What you are asked to do - Copy the lines holding the word "Oviedo", all of them.

Input records -
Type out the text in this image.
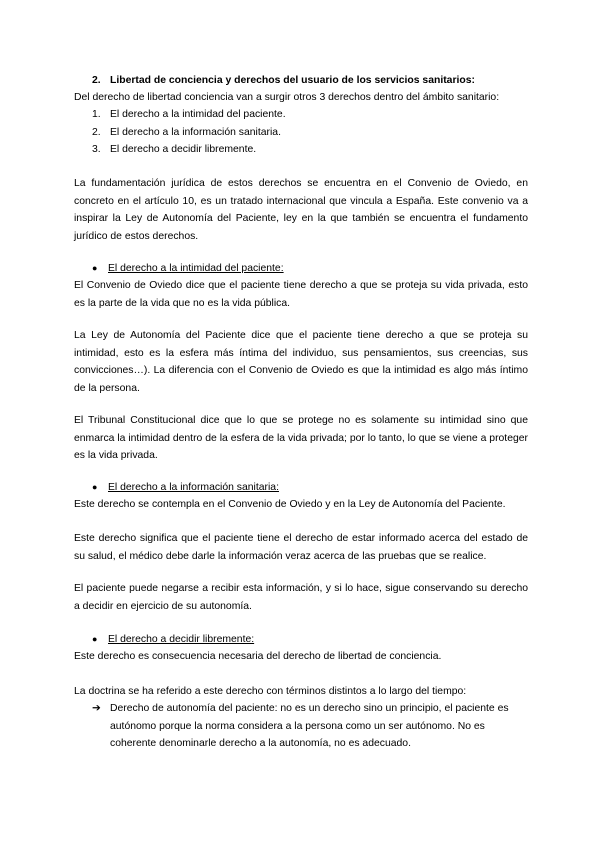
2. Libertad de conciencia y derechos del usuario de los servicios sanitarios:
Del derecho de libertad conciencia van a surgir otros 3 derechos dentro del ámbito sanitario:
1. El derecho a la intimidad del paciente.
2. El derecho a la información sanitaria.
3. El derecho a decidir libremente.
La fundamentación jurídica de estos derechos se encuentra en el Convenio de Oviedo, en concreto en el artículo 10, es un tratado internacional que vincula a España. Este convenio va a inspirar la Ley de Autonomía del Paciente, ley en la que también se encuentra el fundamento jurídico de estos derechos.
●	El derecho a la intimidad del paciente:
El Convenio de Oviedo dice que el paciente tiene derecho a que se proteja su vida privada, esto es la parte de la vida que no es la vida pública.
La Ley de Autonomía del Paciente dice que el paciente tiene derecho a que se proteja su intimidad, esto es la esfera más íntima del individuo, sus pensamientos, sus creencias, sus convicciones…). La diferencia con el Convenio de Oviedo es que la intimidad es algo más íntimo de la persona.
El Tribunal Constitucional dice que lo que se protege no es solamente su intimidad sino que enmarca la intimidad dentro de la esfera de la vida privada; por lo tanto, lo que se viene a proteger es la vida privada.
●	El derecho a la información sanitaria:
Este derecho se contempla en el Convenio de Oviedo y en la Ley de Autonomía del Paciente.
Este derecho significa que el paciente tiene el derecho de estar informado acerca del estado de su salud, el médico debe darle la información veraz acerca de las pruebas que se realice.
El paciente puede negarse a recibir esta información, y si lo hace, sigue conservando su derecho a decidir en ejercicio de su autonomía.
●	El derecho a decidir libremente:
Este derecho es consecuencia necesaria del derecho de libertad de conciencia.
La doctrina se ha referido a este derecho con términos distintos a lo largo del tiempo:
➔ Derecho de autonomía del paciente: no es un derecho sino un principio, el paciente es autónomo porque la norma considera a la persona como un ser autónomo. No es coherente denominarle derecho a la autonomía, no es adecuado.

Output of the task -
La fundamentación jurídica de estos derechos se encuentra en el Convenio de Oviedo, en concreto en el artículo 10, es un tratado internacional que vincula a España. Este convenio va a inspirar la Ley de Autonomía del Paciente, ley en la que también se encuentra el fundamento jurídico de estos derechos.
El Convenio de Oviedo dice que el paciente tiene derecho a que se proteja su vida privada, esto es la parte de la vida que no es la vida pública.
La Ley de Autonomía del Paciente dice que el paciente tiene derecho a que se proteja su intimidad, esto es la esfera más íntima del individuo, sus pensamientos, sus creencias, sus convicciones…). La diferencia con el Convenio de Oviedo es que la intimidad es algo más íntimo de la persona.
Este derecho se contempla en el Convenio de Oviedo y en la Ley de Autonomía del Paciente.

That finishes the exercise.